## Given instruction
Reproduce the entries in full, with no changes.

Figure dataset records
──────────────────────────────
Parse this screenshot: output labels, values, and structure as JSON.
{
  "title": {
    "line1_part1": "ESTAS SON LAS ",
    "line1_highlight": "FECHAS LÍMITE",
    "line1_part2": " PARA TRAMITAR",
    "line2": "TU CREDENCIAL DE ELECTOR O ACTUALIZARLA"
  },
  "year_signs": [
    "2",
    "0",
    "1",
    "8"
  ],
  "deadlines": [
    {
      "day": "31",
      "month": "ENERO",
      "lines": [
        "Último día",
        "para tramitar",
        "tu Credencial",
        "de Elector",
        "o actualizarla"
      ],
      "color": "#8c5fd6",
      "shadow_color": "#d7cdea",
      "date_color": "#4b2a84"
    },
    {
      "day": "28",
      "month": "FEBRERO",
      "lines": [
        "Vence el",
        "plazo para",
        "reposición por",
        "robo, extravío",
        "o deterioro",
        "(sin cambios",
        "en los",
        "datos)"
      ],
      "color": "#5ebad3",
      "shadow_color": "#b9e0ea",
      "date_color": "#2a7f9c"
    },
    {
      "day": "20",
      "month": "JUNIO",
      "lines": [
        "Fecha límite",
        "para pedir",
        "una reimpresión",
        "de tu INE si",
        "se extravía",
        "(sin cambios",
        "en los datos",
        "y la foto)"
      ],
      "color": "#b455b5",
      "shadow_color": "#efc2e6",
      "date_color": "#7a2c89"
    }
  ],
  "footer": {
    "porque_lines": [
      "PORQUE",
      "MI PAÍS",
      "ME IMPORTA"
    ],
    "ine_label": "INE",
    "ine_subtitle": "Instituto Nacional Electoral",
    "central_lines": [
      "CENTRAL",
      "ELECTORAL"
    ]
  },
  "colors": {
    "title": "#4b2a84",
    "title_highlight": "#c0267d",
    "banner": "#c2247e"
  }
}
──────────────────────────────
## The result
Parse this screenshot: output labels, values, and structure as JSON.
{
  "title": {
    "line1_part1": "ESTAS SON LAS ",
    "line1_highlight": "FECHAS LÍMITE",
    "line1_part2": " PARA TRAMITAR",
    "line2": "TU CREDENCIAL DE ELECTOR O ACTUALIZARLA"
  },
  "year_signs": [
    "2",
    "0",
    "1",
    "8"
  ],
  "deadlines": [
    {
      "day": "31",
      "month": "ENERO",
      "lines": [
        "Último día",
        "para tramitar",
        "tu Credencial",
        "de Elector",
        "o actualizarla"
      ],
      "color": "#8c5fd6",
      "shadow_color": "#d7cdea",
      "date_color": "#4b2a84"
    },
    {
      "day": "28",
      "month": "FEBRERO",
      "lines": [
        "Vence el",
        "plazo para",
        "reposición por",
        "robo, extravío",
        "o deterioro",
        "(sin cambios",
        "en los",
        "datos)"
      ],
      "color": "#5ebad3",
      "shadow_color": "#b9e0ea",
      "date_color": "#2a7f9c"
    },
    {
      "day": "20",
      "month": "JUNIO",
      "lines": [
        "Fecha límite",
        "para pedir",
        "una reimpresión",
        "de tu INE si",
        "se extravía",
        "(sin cambios",
        "en los datos",
        "y la foto)"
      ],
      "color": "#b455b5",
      "shadow_color": "#efc2e6",
      "date_color": "#7a2c89"
    }
  ],
  "footer": {
    "porque_lines": [
      "PORQUE",
      "MI PAÍS",
      "ME IMPORTA"
    ],
    "ine_label": "INE",
    "ine_subtitle": "Instituto Nacional Electoral",
    "central_lines": [
      "CENTRAL",
      "ELECTORAL"
    ]
  },
  "colors": {
    "title": "#4b2a84",
    "title_highlight": "#c0267d",
    "banner": "#c2247e"
  }
}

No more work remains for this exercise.